#### [TASK TO COMPLETE]
Quote the entries word for word. Omit the pictures.

(Collected data entries)
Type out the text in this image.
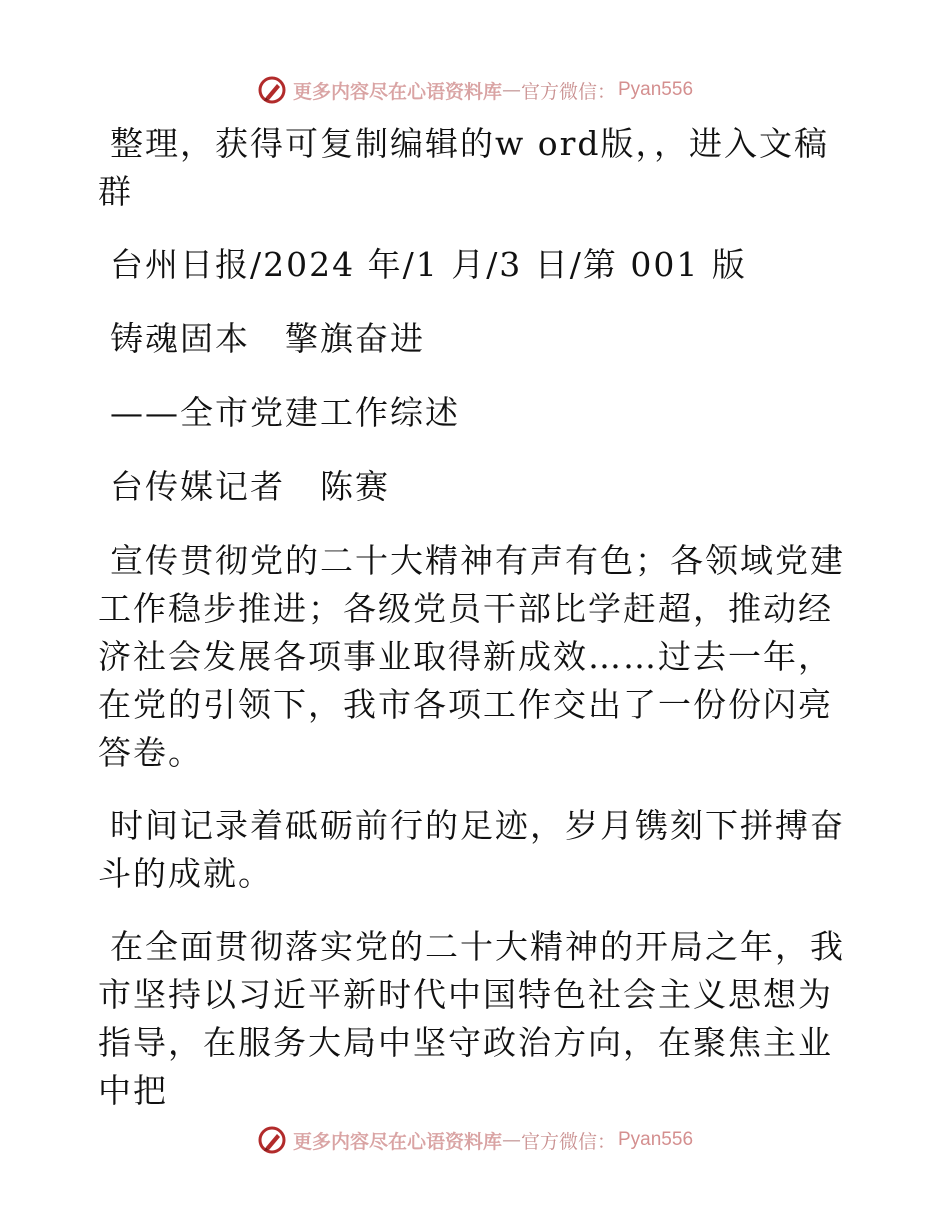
更多内容尽在心语资料库 — 官方微信： Pyan556

整理，获得可复制编辑的w ord版，，进入文稿群

台州日报/2024 年/1 月/3 日/第 001 版

铸魂固本　擎旗奋进

——全市党建工作综述

台传媒记者　陈赛

宣传贯彻党的二十大精神有声有色；各领域党建工作稳步推进；各级党员干部比学赶超，推动经济社会发展各项事业取得新成效……过去一年，在党的引领下，我市各项工作交出了一份份闪亮答卷。

时间记录着砥砺前行的足迹，岁月镌刻下拼搏奋斗的成就。

在全面贯彻落实党的二十大精神的开局之年，我市坚持以习近平新时代中国特色社会主义思想为指导，在服务大局中坚守政治方向，在聚焦主业中把

更多内容尽在心语资料库 — 官方微信： Pyan556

#### [REPLY TO THE TASK]
Type out the text in this image.
更多内容尽在心语资料库 — 官方微信： Pyan556

整理，获得可复制编辑的w ord版，，进入文稿群

台州日报/2024 年/1 月/3 日/第 001 版

铸魂固本　擎旗奋进

——全市党建工作综述

台传媒记者　陈赛

宣传贯彻党的二十大精神有声有色；各领域党建工作稳步推进；各级党员干部比学赶超，推动经济社会发展各项事业取得新成效……过去一年，在党的引领下，我市各项工作交出了一份份闪亮答卷。

时间记录着砥砺前行的足迹，岁月镌刻下拼搏奋斗的成就。

在全面贯彻落实党的二十大精神的开局之年，我市坚持以习近平新时代中国特色社会主义思想为指导，在服务大局中坚守政治方向，在聚焦主业中把

更多内容尽在心语资料库 — 官方微信： Pyan556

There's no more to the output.